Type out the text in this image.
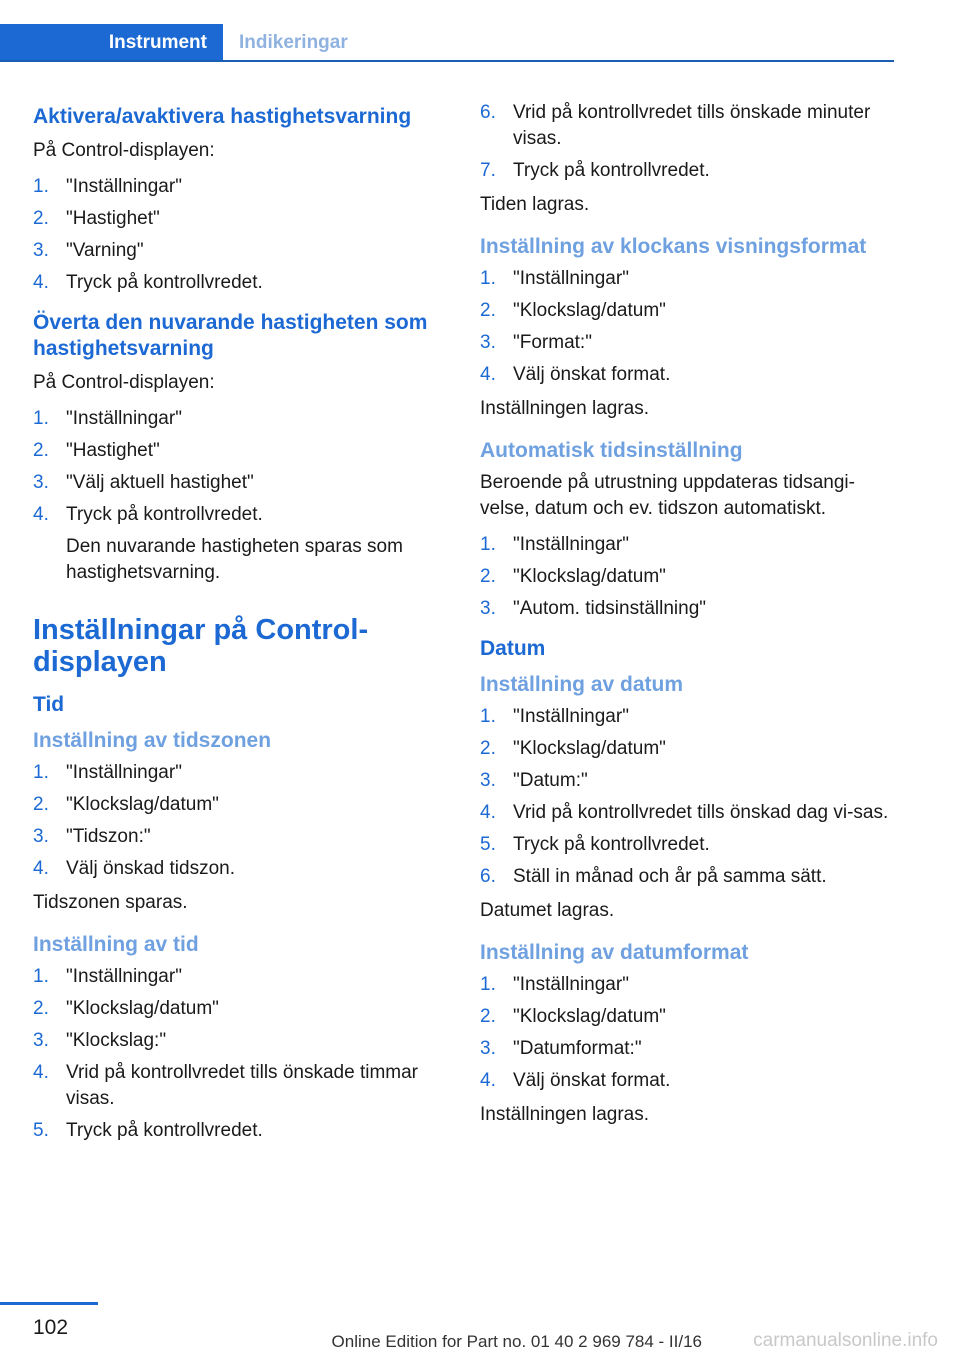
Instrument	Indikeringar
Aktivera/avaktivera hastighetsvarning

På Control-displayen:

1. "Inställningar"
2. "Hastighet"
3. "Varning"
4. Tryck på kontrollvredet.
Överta den nuvarande hastigheten som hastighetsvarning

På Control-displayen:

1. "Inställningar"
2. "Hastighet"
3. "Välj aktuell hastighet"
4. Tryck på kontrollvredet.

Den nuvarande hastigheten sparas som hastighetsvarning.

Inställningar på Control-displayen
Tid
Inställning av tidszonen
1. "Inställningar"
2. "Klockslag/datum"
3. "Tidszon:"
4. Välj önskad tidszon.

Tidszonen sparas.

Inställning av tid
1. "Inställningar"
2. "Klockslag/datum"
3. "Klockslag:"
4. Vrid på kontrollvredet tills önskade timmar visas.
5. Tryck på kontrollvredet.
6. Vrid på kontrollvredet tills önskade minuter visas.
7. Tryck på kontrollvredet.

Tiden lagras.

Inställning av klockans visningsformat
1. "Inställningar"
2. "Klockslag/datum"
3. "Format:"
4. Välj önskat format.

Inställningen lagras.

Automatisk tidsinställning

Beroende på utrustning uppdateras tidsangi-velse, datum och ev. tidszon automatiskt.

1. "Inställningar"
2. "Klockslag/datum"
3. "Autom. tidsinställning"
Datum
Inställning av datum
1. "Inställningar"
2. "Klockslag/datum"
3. "Datum:"
4. Vrid på kontrollvredet tills önskad dag vi-sas.
5. Tryck på kontrollvredet.
6. Ställ in månad och år på samma sätt.

Datumet lagras.

Inställning av datumformat
1. "Inställningar"
2. "Klockslag/datum"
3. "Datumformat:"
4. Välj önskat format.

Inställningen lagras.

102
Online Edition for Part no. 01 40 2 969 784 - II/16	carmanualsonline.info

_ _ _

▶ **Work to complete**
Which lines of the data include "tills"? Copy each of them.

▶ **Answer to the exercise**
4. Vrid på kontrollvredet tills önskade timmar visas.
6. Vrid på kontrollvredet tills önskade minuter visas.
4. Vrid på kontrollvredet tills önskad dag vi-sas.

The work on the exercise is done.